* start Materials provided *
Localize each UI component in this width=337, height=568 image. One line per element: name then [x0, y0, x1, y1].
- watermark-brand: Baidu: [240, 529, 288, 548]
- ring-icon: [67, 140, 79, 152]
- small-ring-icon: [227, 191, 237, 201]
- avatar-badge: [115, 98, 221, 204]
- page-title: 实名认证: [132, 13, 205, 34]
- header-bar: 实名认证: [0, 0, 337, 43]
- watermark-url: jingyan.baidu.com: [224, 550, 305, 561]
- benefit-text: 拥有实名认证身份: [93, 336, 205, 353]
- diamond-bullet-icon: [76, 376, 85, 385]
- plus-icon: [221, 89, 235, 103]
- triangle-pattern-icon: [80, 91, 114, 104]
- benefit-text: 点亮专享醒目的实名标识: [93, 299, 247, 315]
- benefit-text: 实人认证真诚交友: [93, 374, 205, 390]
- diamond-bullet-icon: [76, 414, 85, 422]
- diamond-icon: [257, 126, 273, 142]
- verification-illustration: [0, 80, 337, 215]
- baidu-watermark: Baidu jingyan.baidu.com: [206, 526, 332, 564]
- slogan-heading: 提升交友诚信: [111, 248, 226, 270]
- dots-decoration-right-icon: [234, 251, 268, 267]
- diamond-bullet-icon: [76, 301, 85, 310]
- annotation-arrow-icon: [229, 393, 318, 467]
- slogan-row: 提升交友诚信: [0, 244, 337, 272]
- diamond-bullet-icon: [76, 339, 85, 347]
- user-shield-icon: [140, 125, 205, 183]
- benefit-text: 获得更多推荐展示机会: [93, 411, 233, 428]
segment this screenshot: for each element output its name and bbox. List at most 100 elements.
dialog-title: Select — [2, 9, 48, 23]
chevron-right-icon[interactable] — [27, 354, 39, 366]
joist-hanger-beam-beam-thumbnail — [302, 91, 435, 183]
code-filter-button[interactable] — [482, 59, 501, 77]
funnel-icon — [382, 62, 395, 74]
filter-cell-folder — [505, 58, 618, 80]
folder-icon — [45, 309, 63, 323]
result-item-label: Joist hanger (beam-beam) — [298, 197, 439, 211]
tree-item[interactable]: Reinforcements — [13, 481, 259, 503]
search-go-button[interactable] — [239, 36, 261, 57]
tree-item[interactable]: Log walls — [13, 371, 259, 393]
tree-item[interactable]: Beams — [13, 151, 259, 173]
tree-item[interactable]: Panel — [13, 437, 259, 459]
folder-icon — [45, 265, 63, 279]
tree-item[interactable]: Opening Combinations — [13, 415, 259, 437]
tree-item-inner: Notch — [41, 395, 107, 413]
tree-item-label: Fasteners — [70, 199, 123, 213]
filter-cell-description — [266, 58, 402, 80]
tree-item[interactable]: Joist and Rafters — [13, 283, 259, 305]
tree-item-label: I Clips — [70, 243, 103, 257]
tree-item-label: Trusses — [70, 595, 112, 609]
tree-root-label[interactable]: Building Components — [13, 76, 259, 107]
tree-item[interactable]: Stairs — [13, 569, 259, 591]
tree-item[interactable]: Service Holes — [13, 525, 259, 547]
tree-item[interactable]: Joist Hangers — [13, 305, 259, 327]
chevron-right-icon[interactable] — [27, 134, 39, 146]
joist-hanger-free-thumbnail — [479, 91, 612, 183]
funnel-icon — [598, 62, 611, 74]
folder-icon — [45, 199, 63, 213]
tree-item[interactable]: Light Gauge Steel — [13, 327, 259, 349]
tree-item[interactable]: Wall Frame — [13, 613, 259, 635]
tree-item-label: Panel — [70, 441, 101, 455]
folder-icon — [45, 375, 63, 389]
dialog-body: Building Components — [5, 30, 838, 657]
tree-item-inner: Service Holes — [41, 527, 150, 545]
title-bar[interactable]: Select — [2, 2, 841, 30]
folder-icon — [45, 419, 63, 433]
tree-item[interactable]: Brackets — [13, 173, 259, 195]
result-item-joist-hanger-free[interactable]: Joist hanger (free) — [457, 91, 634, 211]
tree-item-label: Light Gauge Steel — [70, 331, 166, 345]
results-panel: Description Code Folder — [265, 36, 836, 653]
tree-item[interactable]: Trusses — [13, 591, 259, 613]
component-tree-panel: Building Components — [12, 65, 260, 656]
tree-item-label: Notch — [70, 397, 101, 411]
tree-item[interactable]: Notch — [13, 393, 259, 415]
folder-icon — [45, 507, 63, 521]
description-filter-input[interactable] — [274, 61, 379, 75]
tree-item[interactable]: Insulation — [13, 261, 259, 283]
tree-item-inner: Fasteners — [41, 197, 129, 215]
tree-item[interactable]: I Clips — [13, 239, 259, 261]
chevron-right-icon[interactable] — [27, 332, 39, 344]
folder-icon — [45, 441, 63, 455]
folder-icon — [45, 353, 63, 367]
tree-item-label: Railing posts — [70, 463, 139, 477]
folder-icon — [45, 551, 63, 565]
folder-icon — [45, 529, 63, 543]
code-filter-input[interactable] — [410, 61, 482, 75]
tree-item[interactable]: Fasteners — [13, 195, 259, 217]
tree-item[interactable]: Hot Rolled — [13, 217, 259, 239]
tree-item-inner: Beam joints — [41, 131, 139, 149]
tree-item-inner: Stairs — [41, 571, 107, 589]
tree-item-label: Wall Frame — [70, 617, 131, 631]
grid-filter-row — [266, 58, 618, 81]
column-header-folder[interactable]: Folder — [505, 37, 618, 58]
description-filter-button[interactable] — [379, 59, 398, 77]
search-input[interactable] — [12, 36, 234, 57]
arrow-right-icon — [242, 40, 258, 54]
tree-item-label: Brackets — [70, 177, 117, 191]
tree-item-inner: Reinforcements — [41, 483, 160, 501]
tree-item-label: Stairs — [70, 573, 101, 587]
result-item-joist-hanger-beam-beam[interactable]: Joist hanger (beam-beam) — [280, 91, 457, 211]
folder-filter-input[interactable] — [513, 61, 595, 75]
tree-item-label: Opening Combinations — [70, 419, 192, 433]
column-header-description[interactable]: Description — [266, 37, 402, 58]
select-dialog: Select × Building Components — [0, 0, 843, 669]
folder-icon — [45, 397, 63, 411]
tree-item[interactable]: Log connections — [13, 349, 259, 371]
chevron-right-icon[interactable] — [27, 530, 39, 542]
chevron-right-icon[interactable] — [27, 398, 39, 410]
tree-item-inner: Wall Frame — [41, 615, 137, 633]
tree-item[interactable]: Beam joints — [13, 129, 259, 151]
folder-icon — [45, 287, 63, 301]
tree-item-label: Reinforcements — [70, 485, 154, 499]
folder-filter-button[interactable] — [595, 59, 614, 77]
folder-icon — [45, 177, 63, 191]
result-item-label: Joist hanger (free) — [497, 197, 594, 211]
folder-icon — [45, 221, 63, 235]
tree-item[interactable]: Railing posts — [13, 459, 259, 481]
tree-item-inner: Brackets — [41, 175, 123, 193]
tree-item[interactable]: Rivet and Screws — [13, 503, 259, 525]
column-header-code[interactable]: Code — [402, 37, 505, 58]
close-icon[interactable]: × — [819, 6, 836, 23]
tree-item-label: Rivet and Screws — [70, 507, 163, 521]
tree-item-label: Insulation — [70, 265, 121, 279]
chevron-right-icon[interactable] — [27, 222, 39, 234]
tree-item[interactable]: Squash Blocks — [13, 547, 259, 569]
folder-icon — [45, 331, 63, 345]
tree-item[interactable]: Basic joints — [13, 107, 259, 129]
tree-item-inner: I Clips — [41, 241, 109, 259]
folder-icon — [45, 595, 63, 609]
* end Materials provided *
**Written request**
Reproduce every line of the listing above verbatim, keeping each character, number and line break unchanged.

**Final result**
Localize each UI component in this width=337, height=568 image. One line per element: name then [x0, y0, x1, y1].
- watermark-brand: Baidu: [240, 529, 288, 548]
- ring-icon: [67, 140, 79, 152]
- small-ring-icon: [227, 191, 237, 201]
- avatar-badge: [115, 98, 221, 204]
- page-title: 实名认证: [132, 13, 205, 34]
- header-bar: 实名认证: [0, 0, 337, 43]
- watermark-url: jingyan.baidu.com: [224, 550, 305, 561]
- benefit-text: 拥有实名认证身份: [93, 336, 205, 353]
- diamond-bullet-icon: [76, 376, 85, 385]
- plus-icon: [221, 89, 235, 103]
- triangle-pattern-icon: [80, 91, 114, 104]
- benefit-text: 点亮专享醒目的实名标识: [93, 299, 247, 315]
- benefit-text: 实人认证真诚交友: [93, 374, 205, 390]
- diamond-bullet-icon: [76, 414, 85, 422]
- diamond-icon: [257, 126, 273, 142]
- verification-illustration: [0, 80, 337, 215]
- baidu-watermark: Baidu jingyan.baidu.com: [206, 526, 332, 564]
- slogan-heading: 提升交友诚信: [111, 248, 226, 270]
- dots-decoration-right-icon: [234, 251, 268, 267]
- diamond-bullet-icon: [76, 301, 85, 310]
- annotation-arrow-icon: [229, 393, 318, 467]
- slogan-row: 提升交友诚信: [0, 244, 337, 272]
- diamond-bullet-icon: [76, 339, 85, 347]
- user-shield-icon: [140, 125, 205, 183]
- benefit-text: 获得更多推荐展示机会: [93, 411, 233, 428]
segment this screenshot: for each element output its name and bbox. List at most 100 elements.
dialog-title: Select — [2, 9, 48, 23]
chevron-right-icon[interactable] — [27, 354, 39, 366]
joist-hanger-beam-beam-thumbnail — [302, 91, 435, 183]
code-filter-button[interactable] — [482, 59, 501, 77]
funnel-icon — [382, 62, 395, 74]
filter-cell-folder — [505, 58, 618, 80]
folder-icon — [45, 309, 63, 323]
result-item-label: Joist hanger (beam-beam) — [298, 197, 439, 211]
tree-item[interactable]: Reinforcements — [13, 481, 259, 503]
search-go-button[interactable] — [239, 36, 261, 57]
tree-item[interactable]: Log walls — [13, 371, 259, 393]
tree-item[interactable]: Beams — [13, 151, 259, 173]
tree-item[interactable]: Panel — [13, 437, 259, 459]
folder-icon — [45, 265, 63, 279]
tree-item[interactable]: Opening Combinations — [13, 415, 259, 437]
tree-item-inner: Notch — [41, 395, 107, 413]
tree-item-label: Fasteners — [70, 199, 123, 213]
filter-cell-description — [266, 58, 402, 80]
tree-item[interactable]: Joist and Rafters — [13, 283, 259, 305]
tree-item-label: I Clips — [70, 243, 103, 257]
tree-item-label: Trusses — [70, 595, 112, 609]
tree-root-label[interactable]: Building Components — [13, 76, 259, 107]
tree-item[interactable]: Stairs — [13, 569, 259, 591]
tree-item[interactable]: Service Holes — [13, 525, 259, 547]
tree-item[interactable]: Joist Hangers — [13, 305, 259, 327]
chevron-right-icon[interactable] — [27, 134, 39, 146]
joist-hanger-free-thumbnail — [479, 91, 612, 183]
funnel-icon — [598, 62, 611, 74]
folder-icon — [45, 199, 63, 213]
tree-item[interactable]: Light Gauge Steel — [13, 327, 259, 349]
tree-item[interactable]: Wall Frame — [13, 613, 259, 635]
tree-item-label: Panel — [70, 441, 101, 455]
folder-icon — [45, 375, 63, 389]
dialog-body: Building Components — [5, 30, 838, 657]
tree-item-inner: Service Holes — [41, 527, 150, 545]
title-bar[interactable]: Select — [2, 2, 841, 30]
folder-icon — [45, 419, 63, 433]
tree-item[interactable]: Brackets — [13, 173, 259, 195]
result-item-joist-hanger-free[interactable]: Joist hanger (free) — [457, 91, 634, 211]
tree-item-label: Light Gauge Steel — [70, 331, 166, 345]
results-panel: Description Code Folder — [265, 36, 836, 653]
tree-item[interactable]: Trusses — [13, 591, 259, 613]
component-tree-panel: Building Components — [12, 65, 260, 656]
tree-item-label: Notch — [70, 397, 101, 411]
tree-item[interactable]: Notch — [13, 393, 259, 415]
folder-icon — [45, 507, 63, 521]
description-filter-input[interactable] — [274, 61, 379, 75]
tree-item[interactable]: Insulation — [13, 261, 259, 283]
tree-item-inner: Fasteners — [41, 197, 129, 215]
tree-item[interactable]: I Clips — [13, 239, 259, 261]
chevron-right-icon[interactable] — [27, 332, 39, 344]
folder-icon — [45, 441, 63, 455]
folder-icon — [45, 353, 63, 367]
tree-item-label: Railing posts — [70, 463, 139, 477]
folder-icon — [45, 551, 63, 565]
folder-icon — [45, 529, 63, 543]
code-filter-input[interactable] — [410, 61, 482, 75]
tree-item[interactable]: Fasteners — [13, 195, 259, 217]
tree-item[interactable]: Hot Rolled — [13, 217, 259, 239]
tree-item-inner: Beam joints — [41, 131, 139, 149]
tree-item-inner: Stairs — [41, 571, 107, 589]
tree-item-label: Wall Frame — [70, 617, 131, 631]
grid-filter-row — [266, 58, 618, 81]
column-header-folder[interactable]: Folder — [505, 37, 618, 58]
description-filter-button[interactable] — [379, 59, 398, 77]
search-input[interactable] — [12, 36, 234, 57]
arrow-right-icon — [242, 40, 258, 54]
tree-item-label: Brackets — [70, 177, 117, 191]
tree-item-inner: Reinforcements — [41, 483, 160, 501]
tree-item-label: Stairs — [70, 573, 101, 587]
result-item-joist-hanger-beam-beam[interactable]: Joist hanger (beam-beam) — [280, 91, 457, 211]
folder-filter-input[interactable] — [513, 61, 595, 75]
tree-item-label: Opening Combinations — [70, 419, 192, 433]
column-header-description[interactable]: Description — [266, 37, 402, 58]
select-dialog: Select × Building Components — [0, 0, 843, 669]
folder-icon — [45, 397, 63, 411]
tree-item[interactable]: Log connections — [13, 349, 259, 371]
chevron-right-icon[interactable] — [27, 530, 39, 542]
chevron-right-icon[interactable] — [27, 398, 39, 410]
tree-item-inner: Wall Frame — [41, 615, 137, 633]
tree-item[interactable]: Beam joints — [13, 129, 259, 151]
folder-icon — [45, 287, 63, 301]
tree-item-label: Reinforcements — [70, 485, 154, 499]
folder-filter-button[interactable] — [595, 59, 614, 77]
folder-icon — [45, 177, 63, 191]
result-item-label: Joist hanger (free) — [497, 197, 594, 211]
folder-icon — [45, 221, 63, 235]
tree-item[interactable]: Railing posts — [13, 459, 259, 481]
tree-item-inner: Brackets — [41, 175, 123, 193]
tree-item[interactable]: Rivet and Screws — [13, 503, 259, 525]
column-header-code[interactable]: Code — [402, 37, 505, 58]
close-icon[interactable]: × — [819, 6, 836, 23]
tree-item-label: Rivet and Screws — [70, 507, 163, 521]
tree-item-label: Insulation — [70, 265, 121, 279]
chevron-right-icon[interactable] — [27, 222, 39, 234]
tree-item[interactable]: Squash Blocks — [13, 547, 259, 569]
folder-icon — [45, 331, 63, 345]
tree-item[interactable]: Basic joints — [13, 107, 259, 129]
tree-item-inner: I Clips — [41, 241, 109, 259]
folder-icon — [45, 595, 63, 609]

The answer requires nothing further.